* _Given task_
Show every line in the records below that contains the word "sans".

* _Records provided_
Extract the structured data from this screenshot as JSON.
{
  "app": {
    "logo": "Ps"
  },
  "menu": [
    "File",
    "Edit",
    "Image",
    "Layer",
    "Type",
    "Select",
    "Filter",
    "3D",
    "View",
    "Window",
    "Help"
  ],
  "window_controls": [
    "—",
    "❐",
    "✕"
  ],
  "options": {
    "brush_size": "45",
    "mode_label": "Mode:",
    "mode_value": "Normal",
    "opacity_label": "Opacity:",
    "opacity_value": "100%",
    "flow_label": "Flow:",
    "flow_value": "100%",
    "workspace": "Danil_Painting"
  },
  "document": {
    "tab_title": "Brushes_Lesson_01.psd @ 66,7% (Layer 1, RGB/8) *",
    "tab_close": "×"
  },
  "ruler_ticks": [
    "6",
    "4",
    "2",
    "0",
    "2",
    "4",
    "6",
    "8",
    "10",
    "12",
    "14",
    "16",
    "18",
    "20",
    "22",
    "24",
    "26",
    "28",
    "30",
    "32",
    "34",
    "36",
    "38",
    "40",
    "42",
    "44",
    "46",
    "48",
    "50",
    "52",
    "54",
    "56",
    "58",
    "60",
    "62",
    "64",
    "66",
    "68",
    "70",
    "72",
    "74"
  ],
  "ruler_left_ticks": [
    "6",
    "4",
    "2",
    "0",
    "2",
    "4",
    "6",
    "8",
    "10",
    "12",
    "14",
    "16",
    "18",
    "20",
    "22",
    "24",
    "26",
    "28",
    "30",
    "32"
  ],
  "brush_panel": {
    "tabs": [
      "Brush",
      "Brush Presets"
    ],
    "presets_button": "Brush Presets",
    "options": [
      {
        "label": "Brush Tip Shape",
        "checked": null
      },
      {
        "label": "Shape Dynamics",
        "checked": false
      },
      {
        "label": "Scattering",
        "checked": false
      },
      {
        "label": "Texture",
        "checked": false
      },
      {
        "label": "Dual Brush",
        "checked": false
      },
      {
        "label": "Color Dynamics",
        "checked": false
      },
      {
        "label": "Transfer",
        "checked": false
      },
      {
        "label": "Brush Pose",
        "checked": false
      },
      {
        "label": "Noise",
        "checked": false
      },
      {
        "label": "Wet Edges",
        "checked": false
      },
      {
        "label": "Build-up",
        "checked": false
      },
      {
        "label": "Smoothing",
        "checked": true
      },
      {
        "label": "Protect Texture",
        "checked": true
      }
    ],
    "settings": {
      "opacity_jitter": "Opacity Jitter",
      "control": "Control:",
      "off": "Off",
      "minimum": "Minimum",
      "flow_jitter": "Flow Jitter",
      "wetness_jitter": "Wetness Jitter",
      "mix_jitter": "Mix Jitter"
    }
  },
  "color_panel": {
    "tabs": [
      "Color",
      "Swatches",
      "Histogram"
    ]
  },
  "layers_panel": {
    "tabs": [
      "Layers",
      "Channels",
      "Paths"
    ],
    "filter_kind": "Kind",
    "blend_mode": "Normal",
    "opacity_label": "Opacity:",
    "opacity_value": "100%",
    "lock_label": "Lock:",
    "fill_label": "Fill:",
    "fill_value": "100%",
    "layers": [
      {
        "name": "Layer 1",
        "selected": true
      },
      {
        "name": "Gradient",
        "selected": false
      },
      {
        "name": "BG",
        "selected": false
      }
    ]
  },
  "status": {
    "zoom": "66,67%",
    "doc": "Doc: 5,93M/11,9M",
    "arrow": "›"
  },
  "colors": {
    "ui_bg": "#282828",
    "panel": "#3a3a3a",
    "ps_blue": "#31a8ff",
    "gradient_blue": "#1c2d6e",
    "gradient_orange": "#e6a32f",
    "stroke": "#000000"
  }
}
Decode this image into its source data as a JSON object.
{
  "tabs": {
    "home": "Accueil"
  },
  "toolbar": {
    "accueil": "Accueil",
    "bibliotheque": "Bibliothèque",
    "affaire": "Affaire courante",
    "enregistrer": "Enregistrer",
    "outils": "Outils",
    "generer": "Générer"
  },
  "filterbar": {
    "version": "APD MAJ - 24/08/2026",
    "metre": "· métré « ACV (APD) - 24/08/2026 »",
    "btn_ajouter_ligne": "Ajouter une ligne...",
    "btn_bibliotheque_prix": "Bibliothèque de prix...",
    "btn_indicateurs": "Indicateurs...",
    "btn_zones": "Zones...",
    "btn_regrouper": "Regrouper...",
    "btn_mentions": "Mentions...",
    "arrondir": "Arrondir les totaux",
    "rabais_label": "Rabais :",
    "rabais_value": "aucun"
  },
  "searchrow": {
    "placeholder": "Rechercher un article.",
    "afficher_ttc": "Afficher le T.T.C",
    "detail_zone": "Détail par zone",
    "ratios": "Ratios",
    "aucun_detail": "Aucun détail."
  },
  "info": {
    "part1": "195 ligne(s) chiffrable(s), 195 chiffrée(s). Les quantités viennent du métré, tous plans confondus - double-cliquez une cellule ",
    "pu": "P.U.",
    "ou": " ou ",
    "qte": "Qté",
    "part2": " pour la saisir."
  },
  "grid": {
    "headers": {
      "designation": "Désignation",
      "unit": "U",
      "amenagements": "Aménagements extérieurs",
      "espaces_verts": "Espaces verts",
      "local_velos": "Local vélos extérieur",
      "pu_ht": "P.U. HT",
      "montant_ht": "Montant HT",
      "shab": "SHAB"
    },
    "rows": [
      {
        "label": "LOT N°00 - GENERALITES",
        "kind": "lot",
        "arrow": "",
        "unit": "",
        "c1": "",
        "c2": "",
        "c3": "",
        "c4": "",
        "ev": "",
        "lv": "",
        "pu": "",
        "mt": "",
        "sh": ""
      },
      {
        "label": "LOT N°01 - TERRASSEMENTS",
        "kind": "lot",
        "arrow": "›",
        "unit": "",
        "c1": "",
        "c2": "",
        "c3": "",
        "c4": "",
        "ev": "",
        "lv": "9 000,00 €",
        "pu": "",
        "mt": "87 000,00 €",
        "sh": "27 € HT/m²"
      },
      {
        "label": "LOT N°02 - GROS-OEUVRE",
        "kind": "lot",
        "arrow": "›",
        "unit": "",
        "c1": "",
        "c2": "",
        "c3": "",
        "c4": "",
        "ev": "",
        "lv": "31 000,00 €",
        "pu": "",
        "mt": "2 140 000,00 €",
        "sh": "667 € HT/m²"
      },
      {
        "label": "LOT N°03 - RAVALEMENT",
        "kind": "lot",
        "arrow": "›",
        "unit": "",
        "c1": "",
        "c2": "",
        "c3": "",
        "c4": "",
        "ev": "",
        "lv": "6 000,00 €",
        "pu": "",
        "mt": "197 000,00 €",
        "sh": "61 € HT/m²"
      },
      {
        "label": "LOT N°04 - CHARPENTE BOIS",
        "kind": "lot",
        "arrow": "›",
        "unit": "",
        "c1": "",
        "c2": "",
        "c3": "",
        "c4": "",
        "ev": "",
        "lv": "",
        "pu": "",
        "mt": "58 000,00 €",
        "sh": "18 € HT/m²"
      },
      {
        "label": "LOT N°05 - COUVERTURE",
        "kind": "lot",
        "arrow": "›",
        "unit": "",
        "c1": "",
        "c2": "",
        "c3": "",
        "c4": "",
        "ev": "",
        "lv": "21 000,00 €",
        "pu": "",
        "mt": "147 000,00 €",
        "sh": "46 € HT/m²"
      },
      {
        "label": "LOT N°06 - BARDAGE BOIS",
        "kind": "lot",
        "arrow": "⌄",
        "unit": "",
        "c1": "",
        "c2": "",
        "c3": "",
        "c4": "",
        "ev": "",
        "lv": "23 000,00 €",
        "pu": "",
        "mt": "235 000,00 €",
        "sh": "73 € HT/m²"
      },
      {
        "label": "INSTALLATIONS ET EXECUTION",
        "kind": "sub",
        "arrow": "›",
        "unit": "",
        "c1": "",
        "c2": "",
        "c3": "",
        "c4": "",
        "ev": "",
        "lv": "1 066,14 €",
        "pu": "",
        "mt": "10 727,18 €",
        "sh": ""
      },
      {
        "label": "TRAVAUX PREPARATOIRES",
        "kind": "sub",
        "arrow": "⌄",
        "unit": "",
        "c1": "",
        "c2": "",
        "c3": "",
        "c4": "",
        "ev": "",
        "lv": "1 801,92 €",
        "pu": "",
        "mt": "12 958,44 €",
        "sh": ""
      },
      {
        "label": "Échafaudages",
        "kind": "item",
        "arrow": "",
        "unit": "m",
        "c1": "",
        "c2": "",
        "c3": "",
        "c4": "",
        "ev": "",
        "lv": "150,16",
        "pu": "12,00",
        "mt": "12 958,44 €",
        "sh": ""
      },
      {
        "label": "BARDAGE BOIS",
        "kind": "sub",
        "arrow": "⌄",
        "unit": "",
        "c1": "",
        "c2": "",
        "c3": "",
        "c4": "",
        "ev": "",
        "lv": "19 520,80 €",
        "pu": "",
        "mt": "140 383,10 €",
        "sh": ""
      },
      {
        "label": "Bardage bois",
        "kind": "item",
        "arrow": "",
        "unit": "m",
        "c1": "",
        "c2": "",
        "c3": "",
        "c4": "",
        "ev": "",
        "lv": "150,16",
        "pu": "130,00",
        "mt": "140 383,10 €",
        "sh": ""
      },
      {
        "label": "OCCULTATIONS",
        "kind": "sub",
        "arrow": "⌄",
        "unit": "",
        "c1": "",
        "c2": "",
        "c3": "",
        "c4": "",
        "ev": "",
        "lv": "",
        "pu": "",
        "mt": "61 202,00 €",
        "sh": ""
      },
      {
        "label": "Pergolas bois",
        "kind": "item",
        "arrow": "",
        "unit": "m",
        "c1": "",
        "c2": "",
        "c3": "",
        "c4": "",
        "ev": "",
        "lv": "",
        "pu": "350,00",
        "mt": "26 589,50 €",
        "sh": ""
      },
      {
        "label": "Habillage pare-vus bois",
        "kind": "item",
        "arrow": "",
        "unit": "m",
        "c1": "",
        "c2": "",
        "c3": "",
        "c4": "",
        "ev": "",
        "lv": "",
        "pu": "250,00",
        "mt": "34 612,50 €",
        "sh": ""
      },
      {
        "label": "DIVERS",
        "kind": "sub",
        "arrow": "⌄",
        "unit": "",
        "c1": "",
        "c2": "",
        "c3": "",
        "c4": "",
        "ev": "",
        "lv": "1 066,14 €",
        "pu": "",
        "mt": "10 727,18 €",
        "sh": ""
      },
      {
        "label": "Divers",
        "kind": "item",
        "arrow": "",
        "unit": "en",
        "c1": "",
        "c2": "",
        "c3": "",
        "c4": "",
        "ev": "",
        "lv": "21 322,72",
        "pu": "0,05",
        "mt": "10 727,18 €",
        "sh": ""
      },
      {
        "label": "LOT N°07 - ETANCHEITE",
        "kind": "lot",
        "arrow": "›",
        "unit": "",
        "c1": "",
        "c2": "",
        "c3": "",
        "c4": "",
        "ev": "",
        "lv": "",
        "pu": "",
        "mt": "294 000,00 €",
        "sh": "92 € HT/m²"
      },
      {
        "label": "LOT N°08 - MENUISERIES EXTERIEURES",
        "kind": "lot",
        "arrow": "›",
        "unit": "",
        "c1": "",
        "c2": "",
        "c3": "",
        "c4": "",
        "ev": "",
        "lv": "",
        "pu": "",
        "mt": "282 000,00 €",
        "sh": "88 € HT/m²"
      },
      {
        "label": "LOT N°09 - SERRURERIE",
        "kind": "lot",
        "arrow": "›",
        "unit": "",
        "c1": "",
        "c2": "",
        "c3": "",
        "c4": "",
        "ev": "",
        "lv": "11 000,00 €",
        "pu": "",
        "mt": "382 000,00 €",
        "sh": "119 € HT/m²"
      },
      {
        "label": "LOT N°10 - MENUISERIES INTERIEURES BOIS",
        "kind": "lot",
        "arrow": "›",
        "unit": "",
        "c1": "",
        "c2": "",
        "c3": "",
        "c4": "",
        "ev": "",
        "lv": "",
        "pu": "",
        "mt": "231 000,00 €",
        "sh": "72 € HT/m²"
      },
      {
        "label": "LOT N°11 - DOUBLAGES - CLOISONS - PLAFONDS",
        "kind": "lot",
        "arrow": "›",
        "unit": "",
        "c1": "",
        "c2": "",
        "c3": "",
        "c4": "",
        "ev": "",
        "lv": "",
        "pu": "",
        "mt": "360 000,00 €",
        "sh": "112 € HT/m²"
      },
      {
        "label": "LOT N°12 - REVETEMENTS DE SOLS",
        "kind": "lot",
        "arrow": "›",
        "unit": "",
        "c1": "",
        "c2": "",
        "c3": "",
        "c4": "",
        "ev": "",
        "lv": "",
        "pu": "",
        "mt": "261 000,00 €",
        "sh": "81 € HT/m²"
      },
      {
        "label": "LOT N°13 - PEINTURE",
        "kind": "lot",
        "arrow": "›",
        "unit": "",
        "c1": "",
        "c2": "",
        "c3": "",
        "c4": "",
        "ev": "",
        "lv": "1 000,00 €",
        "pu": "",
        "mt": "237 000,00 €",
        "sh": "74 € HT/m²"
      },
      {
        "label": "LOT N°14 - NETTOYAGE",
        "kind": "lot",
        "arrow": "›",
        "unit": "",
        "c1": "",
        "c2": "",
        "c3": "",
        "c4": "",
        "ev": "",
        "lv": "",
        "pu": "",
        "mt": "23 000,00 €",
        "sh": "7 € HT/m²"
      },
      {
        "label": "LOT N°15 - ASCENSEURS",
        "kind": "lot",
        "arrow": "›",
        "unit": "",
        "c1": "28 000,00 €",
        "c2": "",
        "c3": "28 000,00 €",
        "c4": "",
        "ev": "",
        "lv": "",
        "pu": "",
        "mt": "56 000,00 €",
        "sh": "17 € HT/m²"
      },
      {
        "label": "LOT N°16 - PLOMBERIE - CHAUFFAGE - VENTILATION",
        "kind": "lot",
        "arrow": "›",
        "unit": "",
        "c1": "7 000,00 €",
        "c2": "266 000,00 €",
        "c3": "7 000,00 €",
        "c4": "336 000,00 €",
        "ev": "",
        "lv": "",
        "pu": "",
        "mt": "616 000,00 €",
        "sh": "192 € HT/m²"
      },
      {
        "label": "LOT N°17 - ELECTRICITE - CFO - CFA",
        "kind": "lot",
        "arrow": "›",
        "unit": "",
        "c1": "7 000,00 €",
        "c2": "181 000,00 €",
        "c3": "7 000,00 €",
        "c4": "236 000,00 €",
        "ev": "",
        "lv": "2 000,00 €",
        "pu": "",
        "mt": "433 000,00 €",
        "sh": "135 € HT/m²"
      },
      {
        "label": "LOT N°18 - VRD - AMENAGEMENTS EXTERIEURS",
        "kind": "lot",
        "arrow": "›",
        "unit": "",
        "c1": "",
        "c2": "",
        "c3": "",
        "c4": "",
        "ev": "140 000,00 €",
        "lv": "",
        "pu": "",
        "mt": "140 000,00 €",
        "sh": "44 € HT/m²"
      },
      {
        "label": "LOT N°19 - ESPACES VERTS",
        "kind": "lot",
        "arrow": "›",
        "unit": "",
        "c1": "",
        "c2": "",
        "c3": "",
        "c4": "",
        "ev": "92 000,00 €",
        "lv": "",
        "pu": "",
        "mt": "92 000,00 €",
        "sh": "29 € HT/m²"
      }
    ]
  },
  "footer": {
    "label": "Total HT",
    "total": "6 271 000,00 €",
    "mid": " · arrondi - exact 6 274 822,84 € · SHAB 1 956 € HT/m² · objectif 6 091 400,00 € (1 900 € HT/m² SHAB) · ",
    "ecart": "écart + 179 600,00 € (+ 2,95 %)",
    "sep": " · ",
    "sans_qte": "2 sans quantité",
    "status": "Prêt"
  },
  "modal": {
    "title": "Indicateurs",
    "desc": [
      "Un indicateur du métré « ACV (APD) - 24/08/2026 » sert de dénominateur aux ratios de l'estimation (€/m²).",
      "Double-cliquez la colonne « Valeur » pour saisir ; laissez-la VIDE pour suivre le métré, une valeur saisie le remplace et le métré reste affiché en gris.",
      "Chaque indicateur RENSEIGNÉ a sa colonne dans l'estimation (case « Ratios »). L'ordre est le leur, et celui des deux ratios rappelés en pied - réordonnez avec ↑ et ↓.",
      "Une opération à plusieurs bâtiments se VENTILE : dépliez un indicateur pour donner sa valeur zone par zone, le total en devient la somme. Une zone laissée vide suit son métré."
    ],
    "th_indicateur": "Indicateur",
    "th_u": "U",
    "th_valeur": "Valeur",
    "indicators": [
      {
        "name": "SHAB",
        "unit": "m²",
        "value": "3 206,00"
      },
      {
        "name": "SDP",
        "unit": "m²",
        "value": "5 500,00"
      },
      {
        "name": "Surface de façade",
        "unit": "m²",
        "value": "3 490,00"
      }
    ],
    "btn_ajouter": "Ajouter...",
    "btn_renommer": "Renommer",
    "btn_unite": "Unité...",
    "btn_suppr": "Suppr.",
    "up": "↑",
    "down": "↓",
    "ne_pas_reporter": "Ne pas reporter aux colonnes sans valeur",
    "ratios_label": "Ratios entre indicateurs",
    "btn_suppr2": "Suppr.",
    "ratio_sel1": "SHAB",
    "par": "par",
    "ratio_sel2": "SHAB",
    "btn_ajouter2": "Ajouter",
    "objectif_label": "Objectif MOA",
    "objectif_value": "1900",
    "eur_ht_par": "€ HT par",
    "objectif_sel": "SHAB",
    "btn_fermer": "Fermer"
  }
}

* _Written answer_
    "sans_qte": "2 sans quantité",
    "ne_pas_reporter": "Ne pas reporter aux colonnes sans valeur",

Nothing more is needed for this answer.